What you are asked to do »
Restate all of the data exactly.

** Start of Data shown **

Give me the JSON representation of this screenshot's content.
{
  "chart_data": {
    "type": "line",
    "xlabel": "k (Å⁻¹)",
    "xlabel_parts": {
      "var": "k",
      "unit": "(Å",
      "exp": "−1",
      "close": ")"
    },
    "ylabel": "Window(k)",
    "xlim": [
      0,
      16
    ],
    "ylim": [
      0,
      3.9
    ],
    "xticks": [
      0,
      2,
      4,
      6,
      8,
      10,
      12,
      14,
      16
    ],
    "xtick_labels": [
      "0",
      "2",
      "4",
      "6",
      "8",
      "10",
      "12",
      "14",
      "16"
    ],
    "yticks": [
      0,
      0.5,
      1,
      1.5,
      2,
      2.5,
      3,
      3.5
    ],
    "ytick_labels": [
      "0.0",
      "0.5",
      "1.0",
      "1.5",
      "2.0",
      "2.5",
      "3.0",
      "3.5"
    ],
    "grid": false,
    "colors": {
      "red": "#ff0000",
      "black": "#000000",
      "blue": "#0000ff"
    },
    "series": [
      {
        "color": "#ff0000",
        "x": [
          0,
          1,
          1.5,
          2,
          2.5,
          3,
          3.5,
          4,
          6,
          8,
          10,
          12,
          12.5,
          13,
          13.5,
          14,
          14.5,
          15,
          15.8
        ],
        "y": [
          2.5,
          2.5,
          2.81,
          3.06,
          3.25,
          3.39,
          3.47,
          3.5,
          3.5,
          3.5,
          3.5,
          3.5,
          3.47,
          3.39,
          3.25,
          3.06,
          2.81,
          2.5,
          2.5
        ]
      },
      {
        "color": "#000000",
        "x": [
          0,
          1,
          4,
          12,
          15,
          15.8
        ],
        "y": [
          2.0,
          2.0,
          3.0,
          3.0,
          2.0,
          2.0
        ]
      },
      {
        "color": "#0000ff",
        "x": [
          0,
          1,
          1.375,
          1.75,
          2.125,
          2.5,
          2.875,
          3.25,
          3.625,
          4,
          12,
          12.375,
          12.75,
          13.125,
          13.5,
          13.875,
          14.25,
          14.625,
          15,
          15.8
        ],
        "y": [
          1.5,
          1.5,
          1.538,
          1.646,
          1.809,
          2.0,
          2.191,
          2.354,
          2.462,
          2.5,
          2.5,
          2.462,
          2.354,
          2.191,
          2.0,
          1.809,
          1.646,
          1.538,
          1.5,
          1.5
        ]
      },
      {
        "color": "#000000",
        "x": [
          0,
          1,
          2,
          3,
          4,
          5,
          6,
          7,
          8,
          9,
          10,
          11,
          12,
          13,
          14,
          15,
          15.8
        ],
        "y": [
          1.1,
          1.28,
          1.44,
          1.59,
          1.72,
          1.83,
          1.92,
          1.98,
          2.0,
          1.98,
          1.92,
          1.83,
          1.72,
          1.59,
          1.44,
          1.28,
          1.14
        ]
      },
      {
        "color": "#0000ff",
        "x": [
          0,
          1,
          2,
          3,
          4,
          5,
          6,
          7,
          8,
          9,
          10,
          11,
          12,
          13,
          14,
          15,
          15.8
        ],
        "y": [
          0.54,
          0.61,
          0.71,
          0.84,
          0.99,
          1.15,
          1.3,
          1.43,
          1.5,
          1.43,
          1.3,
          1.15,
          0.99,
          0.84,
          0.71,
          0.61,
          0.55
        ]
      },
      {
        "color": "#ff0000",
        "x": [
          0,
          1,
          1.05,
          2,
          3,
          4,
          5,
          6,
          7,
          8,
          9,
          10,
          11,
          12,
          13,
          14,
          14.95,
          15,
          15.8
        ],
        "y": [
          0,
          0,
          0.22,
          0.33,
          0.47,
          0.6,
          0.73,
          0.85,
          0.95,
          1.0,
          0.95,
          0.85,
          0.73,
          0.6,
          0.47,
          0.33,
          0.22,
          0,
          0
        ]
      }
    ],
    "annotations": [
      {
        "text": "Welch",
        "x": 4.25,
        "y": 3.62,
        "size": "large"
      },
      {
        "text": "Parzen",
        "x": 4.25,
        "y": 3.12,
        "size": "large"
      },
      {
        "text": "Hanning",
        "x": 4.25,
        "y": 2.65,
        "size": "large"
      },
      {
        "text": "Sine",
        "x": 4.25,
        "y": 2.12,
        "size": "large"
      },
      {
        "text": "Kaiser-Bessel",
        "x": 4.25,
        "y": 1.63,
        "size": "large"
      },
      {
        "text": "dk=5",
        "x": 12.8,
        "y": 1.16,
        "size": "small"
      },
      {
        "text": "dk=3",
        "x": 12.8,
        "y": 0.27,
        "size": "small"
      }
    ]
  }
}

** End of Data shown **

Response to this task »
Give me the JSON representation of this screenshot's content.
{
  "chart_data": {
    "type": "line",
    "xlabel": "k (Å⁻¹)",
    "xlabel_parts": {
      "var": "k",
      "unit": "(Å",
      "exp": "−1",
      "close": ")"
    },
    "ylabel": "Window(k)",
    "xlim": [
      0,
      16
    ],
    "ylim": [
      0,
      3.9
    ],
    "xticks": [
      0,
      2,
      4,
      6,
      8,
      10,
      12,
      14,
      16
    ],
    "xtick_labels": [
      "0",
      "2",
      "4",
      "6",
      "8",
      "10",
      "12",
      "14",
      "16"
    ],
    "yticks": [
      0,
      0.5,
      1,
      1.5,
      2,
      2.5,
      3,
      3.5
    ],
    "ytick_labels": [
      "0.0",
      "0.5",
      "1.0",
      "1.5",
      "2.0",
      "2.5",
      "3.0",
      "3.5"
    ],
    "grid": false,
    "colors": {
      "red": "#ff0000",
      "black": "#000000",
      "blue": "#0000ff"
    },
    "series": [
      {
        "color": "#ff0000",
        "x": [
          0,
          1,
          1.5,
          2,
          2.5,
          3,
          3.5,
          4,
          6,
          8,
          10,
          12,
          12.5,
          13,
          13.5,
          14,
          14.5,
          15,
          15.8
        ],
        "y": [
          2.5,
          2.5,
          2.81,
          3.06,
          3.25,
          3.39,
          3.47,
          3.5,
          3.5,
          3.5,
          3.5,
          3.5,
          3.47,
          3.39,
          3.25,
          3.06,
          2.81,
          2.5,
          2.5
        ]
      },
      {
        "color": "#000000",
        "x": [
          0,
          1,
          4,
          12,
          15,
          15.8
        ],
        "y": [
          2.0,
          2.0,
          3.0,
          3.0,
          2.0,
          2.0
        ]
      },
      {
        "color": "#0000ff",
        "x": [
          0,
          1,
          1.375,
          1.75,
          2.125,
          2.5,
          2.875,
          3.25,
          3.625,
          4,
          12,
          12.375,
          12.75,
          13.125,
          13.5,
          13.875,
          14.25,
          14.625,
          15,
          15.8
        ],
        "y": [
          1.5,
          1.5,
          1.538,
          1.646,
          1.809,
          2.0,
          2.191,
          2.354,
          2.462,
          2.5,
          2.5,
          2.462,
          2.354,
          2.191,
          2.0,
          1.809,
          1.646,
          1.538,
          1.5,
          1.5
        ]
      },
      {
        "color": "#000000",
        "x": [
          0,
          1,
          2,
          3,
          4,
          5,
          6,
          7,
          8,
          9,
          10,
          11,
          12,
          13,
          14,
          15,
          15.8
        ],
        "y": [
          1.1,
          1.28,
          1.44,
          1.59,
          1.72,
          1.83,
          1.92,
          1.98,
          2.0,
          1.98,
          1.92,
          1.83,
          1.72,
          1.59,
          1.44,
          1.28,
          1.14
        ]
      },
      {
        "color": "#0000ff",
        "x": [
          0,
          1,
          2,
          3,
          4,
          5,
          6,
          7,
          8,
          9,
          10,
          11,
          12,
          13,
          14,
          15,
          15.8
        ],
        "y": [
          0.54,
          0.61,
          0.71,
          0.84,
          0.99,
          1.15,
          1.3,
          1.43,
          1.5,
          1.43,
          1.3,
          1.15,
          0.99,
          0.84,
          0.71,
          0.61,
          0.55
        ]
      },
      {
        "color": "#ff0000",
        "x": [
          0,
          1,
          1.05,
          2,
          3,
          4,
          5,
          6,
          7,
          8,
          9,
          10,
          11,
          12,
          13,
          14,
          14.95,
          15,
          15.8
        ],
        "y": [
          0,
          0,
          0.22,
          0.33,
          0.47,
          0.6,
          0.73,
          0.85,
          0.95,
          1.0,
          0.95,
          0.85,
          0.73,
          0.6,
          0.47,
          0.33,
          0.22,
          0,
          0
        ]
      }
    ],
    "annotations": [
      {
        "text": "Welch",
        "x": 4.25,
        "y": 3.62,
        "size": "large"
      },
      {
        "text": "Parzen",
        "x": 4.25,
        "y": 3.12,
        "size": "large"
      },
      {
        "text": "Hanning",
        "x": 4.25,
        "y": 2.65,
        "size": "large"
      },
      {
        "text": "Sine",
        "x": 4.25,
        "y": 2.12,
        "size": "large"
      },
      {
        "text": "Kaiser-Bessel",
        "x": 4.25,
        "y": 1.63,
        "size": "large"
      },
      {
        "text": "dk=5",
        "x": 12.8,
        "y": 1.16,
        "size": "small"
      },
      {
        "text": "dk=3",
        "x": 12.8,
        "y": 0.27,
        "size": "small"
      }
    ]
  }
}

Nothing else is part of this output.